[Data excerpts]
## START

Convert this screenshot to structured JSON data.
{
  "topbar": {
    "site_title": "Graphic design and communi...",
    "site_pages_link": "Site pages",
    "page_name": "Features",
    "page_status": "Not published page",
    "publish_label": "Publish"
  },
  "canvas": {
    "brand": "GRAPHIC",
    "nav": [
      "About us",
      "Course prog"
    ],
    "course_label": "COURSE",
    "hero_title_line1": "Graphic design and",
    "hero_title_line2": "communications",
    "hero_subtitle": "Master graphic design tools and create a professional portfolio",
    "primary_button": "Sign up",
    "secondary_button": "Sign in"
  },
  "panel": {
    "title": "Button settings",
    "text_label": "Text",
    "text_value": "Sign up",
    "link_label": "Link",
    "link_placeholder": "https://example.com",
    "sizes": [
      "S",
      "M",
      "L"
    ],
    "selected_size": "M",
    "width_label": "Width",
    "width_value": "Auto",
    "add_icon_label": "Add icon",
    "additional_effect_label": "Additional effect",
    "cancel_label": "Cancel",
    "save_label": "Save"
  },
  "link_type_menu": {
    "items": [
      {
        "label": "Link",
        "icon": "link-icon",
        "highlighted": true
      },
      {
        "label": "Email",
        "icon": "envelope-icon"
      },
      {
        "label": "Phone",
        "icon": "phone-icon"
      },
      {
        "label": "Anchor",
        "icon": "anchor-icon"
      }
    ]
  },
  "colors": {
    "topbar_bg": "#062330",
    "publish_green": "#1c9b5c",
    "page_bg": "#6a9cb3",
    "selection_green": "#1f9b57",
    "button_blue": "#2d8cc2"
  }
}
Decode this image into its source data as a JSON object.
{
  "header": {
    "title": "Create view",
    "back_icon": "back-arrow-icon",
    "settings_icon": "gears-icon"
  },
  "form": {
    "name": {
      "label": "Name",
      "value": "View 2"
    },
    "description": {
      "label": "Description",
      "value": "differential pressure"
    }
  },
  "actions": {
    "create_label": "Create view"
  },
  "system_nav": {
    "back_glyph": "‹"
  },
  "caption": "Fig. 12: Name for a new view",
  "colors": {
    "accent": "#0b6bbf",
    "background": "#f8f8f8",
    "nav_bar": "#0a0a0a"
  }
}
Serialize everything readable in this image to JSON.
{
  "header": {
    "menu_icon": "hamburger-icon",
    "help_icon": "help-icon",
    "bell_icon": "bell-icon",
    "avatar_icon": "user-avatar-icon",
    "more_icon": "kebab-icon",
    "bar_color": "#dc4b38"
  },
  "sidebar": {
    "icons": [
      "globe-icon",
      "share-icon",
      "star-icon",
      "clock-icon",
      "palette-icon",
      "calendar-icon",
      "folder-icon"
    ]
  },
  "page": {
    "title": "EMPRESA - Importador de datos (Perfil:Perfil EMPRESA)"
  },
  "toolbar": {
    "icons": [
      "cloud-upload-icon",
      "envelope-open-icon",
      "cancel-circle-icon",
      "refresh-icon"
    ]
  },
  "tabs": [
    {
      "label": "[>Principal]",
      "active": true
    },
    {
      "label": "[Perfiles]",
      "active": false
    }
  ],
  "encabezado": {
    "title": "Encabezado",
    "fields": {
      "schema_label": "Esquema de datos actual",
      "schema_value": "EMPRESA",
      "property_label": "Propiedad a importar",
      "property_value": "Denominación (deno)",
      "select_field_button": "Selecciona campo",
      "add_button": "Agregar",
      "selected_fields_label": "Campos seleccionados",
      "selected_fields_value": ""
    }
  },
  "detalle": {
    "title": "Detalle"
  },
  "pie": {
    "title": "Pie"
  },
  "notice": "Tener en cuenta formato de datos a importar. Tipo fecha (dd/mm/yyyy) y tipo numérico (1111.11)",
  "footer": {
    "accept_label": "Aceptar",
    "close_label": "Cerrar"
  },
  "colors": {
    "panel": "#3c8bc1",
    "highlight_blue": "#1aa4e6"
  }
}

## END

Transcribe every line of the data, exactly as it stands.

Convert this screenshot to structured JSON data.
{
  "topbar": {
    "site_title": "Graphic design and communi...",
    "site_pages_link": "Site pages",
    "page_name": "Features",
    "page_status": "Not published page",
    "publish_label": "Publish"
  },
  "canvas": {
    "brand": "GRAPHIC",
    "nav": [
      "About us",
      "Course prog"
    ],
    "course_label": "COURSE",
    "hero_title_line1": "Graphic design and",
    "hero_title_line2": "communications",
    "hero_subtitle": "Master graphic design tools and create a professional portfolio",
    "primary_button": "Sign up",
    "secondary_button": "Sign in"
  },
  "panel": {
    "title": "Button settings",
    "text_label": "Text",
    "text_value": "Sign up",
    "link_label": "Link",
    "link_placeholder": "https://example.com",
    "sizes": [
      "S",
      "M",
      "L"
    ],
    "selected_size": "M",
    "width_label": "Width",
    "width_value": "Auto",
    "add_icon_label": "Add icon",
    "additional_effect_label": "Additional effect",
    "cancel_label": "Cancel",
    "save_label": "Save"
  },
  "link_type_menu": {
    "items": [
      {
        "label": "Link",
        "icon": "link-icon",
        "highlighted": true
      },
      {
        "label": "Email",
        "icon": "envelope-icon"
      },
      {
        "label": "Phone",
        "icon": "phone-icon"
      },
      {
        "label": "Anchor",
        "icon": "anchor-icon"
      }
    ]
  },
  "colors": {
    "topbar_bg": "#062330",
    "publish_green": "#1c9b5c",
    "page_bg": "#6a9cb3",
    "selection_green": "#1f9b57",
    "button_blue": "#2d8cc2"
  }
}
Decode this image into its source data as a JSON object.
{
  "header": {
    "title": "Create view",
    "back_icon": "back-arrow-icon",
    "settings_icon": "gears-icon"
  },
  "form": {
    "name": {
      "label": "Name",
      "value": "View 2"
    },
    "description": {
      "label": "Description",
      "value": "differential pressure"
    }
  },
  "actions": {
    "create_label": "Create view"
  },
  "system_nav": {
    "back_glyph": "‹"
  },
  "caption": "Fig. 12: Name for a new view",
  "colors": {
    "accent": "#0b6bbf",
    "background": "#f8f8f8",
    "nav_bar": "#0a0a0a"
  }
}
Serialize everything readable in this image to JSON.
{
  "header": {
    "menu_icon": "hamburger-icon",
    "help_icon": "help-icon",
    "bell_icon": "bell-icon",
    "avatar_icon": "user-avatar-icon",
    "more_icon": "kebab-icon",
    "bar_color": "#dc4b38"
  },
  "sidebar": {
    "icons": [
      "globe-icon",
      "share-icon",
      "star-icon",
      "clock-icon",
      "palette-icon",
      "calendar-icon",
      "folder-icon"
    ]
  },
  "page": {
    "title": "EMPRESA - Importador de datos (Perfil:Perfil EMPRESA)"
  },
  "toolbar": {
    "icons": [
      "cloud-upload-icon",
      "envelope-open-icon",
      "cancel-circle-icon",
      "refresh-icon"
    ]
  },
  "tabs": [
    {
      "label": "[>Principal]",
      "active": true
    },
    {
      "label": "[Perfiles]",
      "active": false
    }
  ],
  "encabezado": {
    "title": "Encabezado",
    "fields": {
      "schema_label": "Esquema de datos actual",
      "schema_value": "EMPRESA",
      "property_label": "Propiedad a importar",
      "property_value": "Denominación (deno)",
      "select_field_button": "Selecciona campo",
      "add_button": "Agregar",
      "selected_fields_label": "Campos seleccionados",
      "selected_fields_value": ""
    }
  },
  "detalle": {
    "title": "Detalle"
  },
  "pie": {
    "title": "Pie"
  },
  "notice": "Tener en cuenta formato de datos a importar. Tipo fecha (dd/mm/yyyy) y tipo numérico (1111.11)",
  "footer": {
    "accept_label": "Aceptar",
    "close_label": "Cerrar"
  },
  "colors": {
    "panel": "#3c8bc1",
    "highlight_blue": "#1aa4e6"
  }
}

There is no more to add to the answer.